**Work to do:** Every record here should be printed again exactly.

=== Dataset excerpts ===

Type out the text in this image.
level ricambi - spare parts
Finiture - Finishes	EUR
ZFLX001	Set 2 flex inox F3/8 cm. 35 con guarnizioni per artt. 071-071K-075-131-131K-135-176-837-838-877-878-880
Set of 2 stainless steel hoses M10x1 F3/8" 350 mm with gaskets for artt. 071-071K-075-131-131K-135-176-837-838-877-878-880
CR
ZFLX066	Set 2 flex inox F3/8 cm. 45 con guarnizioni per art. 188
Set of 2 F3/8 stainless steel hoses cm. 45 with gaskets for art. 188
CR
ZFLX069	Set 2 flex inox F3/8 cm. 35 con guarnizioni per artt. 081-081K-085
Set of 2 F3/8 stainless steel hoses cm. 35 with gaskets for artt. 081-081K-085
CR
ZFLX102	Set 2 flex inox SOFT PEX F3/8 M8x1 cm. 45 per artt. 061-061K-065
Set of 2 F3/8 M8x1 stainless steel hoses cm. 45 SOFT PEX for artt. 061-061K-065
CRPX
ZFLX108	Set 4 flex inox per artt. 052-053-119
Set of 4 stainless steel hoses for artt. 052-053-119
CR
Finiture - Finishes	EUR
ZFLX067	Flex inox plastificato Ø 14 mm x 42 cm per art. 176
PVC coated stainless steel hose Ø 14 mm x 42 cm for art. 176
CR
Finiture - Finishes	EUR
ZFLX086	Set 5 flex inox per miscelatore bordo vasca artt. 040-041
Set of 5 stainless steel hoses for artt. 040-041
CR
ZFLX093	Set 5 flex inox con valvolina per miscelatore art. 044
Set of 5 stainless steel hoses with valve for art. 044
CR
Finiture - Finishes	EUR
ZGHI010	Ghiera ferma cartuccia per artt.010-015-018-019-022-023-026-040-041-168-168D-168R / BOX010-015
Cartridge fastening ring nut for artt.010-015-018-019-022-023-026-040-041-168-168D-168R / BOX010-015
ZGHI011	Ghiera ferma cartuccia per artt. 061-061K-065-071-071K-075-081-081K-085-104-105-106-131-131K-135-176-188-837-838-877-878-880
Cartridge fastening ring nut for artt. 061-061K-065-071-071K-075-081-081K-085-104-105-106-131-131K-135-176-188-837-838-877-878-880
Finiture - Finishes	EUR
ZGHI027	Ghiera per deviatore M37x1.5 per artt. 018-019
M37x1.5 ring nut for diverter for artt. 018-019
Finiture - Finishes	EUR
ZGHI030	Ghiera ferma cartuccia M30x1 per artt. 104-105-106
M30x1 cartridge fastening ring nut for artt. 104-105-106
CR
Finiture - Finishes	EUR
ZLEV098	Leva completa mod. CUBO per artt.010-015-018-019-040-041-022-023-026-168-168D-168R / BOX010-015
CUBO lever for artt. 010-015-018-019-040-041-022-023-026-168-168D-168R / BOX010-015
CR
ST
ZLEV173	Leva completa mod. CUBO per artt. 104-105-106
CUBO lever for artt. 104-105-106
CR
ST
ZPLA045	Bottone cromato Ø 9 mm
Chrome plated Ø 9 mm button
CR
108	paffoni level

===

**Solution for this task:**
Type out the text in this image.
level ricambi - spare parts
Finiture - Finishes	EUR
ZFLX001	Set 2 flex inox F3/8 cm. 35 con guarnizioni per artt. 071-071K-075-131-131K-135-176-837-838-877-878-880
Set of 2 stainless steel hoses M10x1 F3/8" 350 mm with gaskets for artt. 071-071K-075-131-131K-135-176-837-838-877-878-880
CR
ZFLX066	Set 2 flex inox F3/8 cm. 45 con guarnizioni per art. 188
Set of 2 F3/8 stainless steel hoses cm. 45 with gaskets for art. 188
CR
ZFLX069	Set 2 flex inox F3/8 cm. 35 con guarnizioni per artt. 081-081K-085
Set of 2 F3/8 stainless steel hoses cm. 35 with gaskets for artt. 081-081K-085
CR
ZFLX102	Set 2 flex inox SOFT PEX F3/8 M8x1 cm. 45 per artt. 061-061K-065
Set of 2 F3/8 M8x1 stainless steel hoses cm. 45 SOFT PEX for artt. 061-061K-065
CRPX
ZFLX108	Set 4 flex inox per artt. 052-053-119
Set of 4 stainless steel hoses for artt. 052-053-119
CR
Finiture - Finishes	EUR
ZFLX067	Flex inox plastificato Ø 14 mm x 42 cm per art. 176
PVC coated stainless steel hose Ø 14 mm x 42 cm for art. 176
CR
Finiture - Finishes	EUR
ZFLX086	Set 5 flex inox per miscelatore bordo vasca artt. 040-041
Set of 5 stainless steel hoses for artt. 040-041
CR
ZFLX093	Set 5 flex inox con valvolina per miscelatore art. 044
Set of 5 stainless steel hoses with valve for art. 044
CR
Finiture - Finishes	EUR
ZGHI010	Ghiera ferma cartuccia per artt.010-015-018-019-022-023-026-040-041-168-168D-168R / BOX010-015
Cartridge fastening ring nut for artt.010-015-018-019-022-023-026-040-041-168-168D-168R / BOX010-015
ZGHI011	Ghiera ferma cartuccia per artt. 061-061K-065-071-071K-075-081-081K-085-104-105-106-131-131K-135-176-188-837-838-877-878-880
Cartridge fastening ring nut for artt. 061-061K-065-071-071K-075-081-081K-085-104-105-106-131-131K-135-176-188-837-838-877-878-880
Finiture - Finishes	EUR
ZGHI027	Ghiera per deviatore M37x1.5 per artt. 018-019
M37x1.5 ring nut for diverter for artt. 018-019
Finiture - Finishes	EUR
ZGHI030	Ghiera ferma cartuccia M30x1 per artt. 104-105-106
M30x1 cartridge fastening ring nut for artt. 104-105-106
CR
Finiture - Finishes	EUR
ZLEV098	Leva completa mod. CUBO per artt.010-015-018-019-040-041-022-023-026-168-168D-168R / BOX010-015
CUBO lever for artt. 010-015-018-019-040-041-022-023-026-168-168D-168R / BOX010-015
CR
ST
ZLEV173	Leva completa mod. CUBO per artt. 104-105-106
CUBO lever for artt. 104-105-106
CR
ST
ZPLA045	Bottone cromato Ø 9 mm
Chrome plated Ø 9 mm button
CR
108	paffoni level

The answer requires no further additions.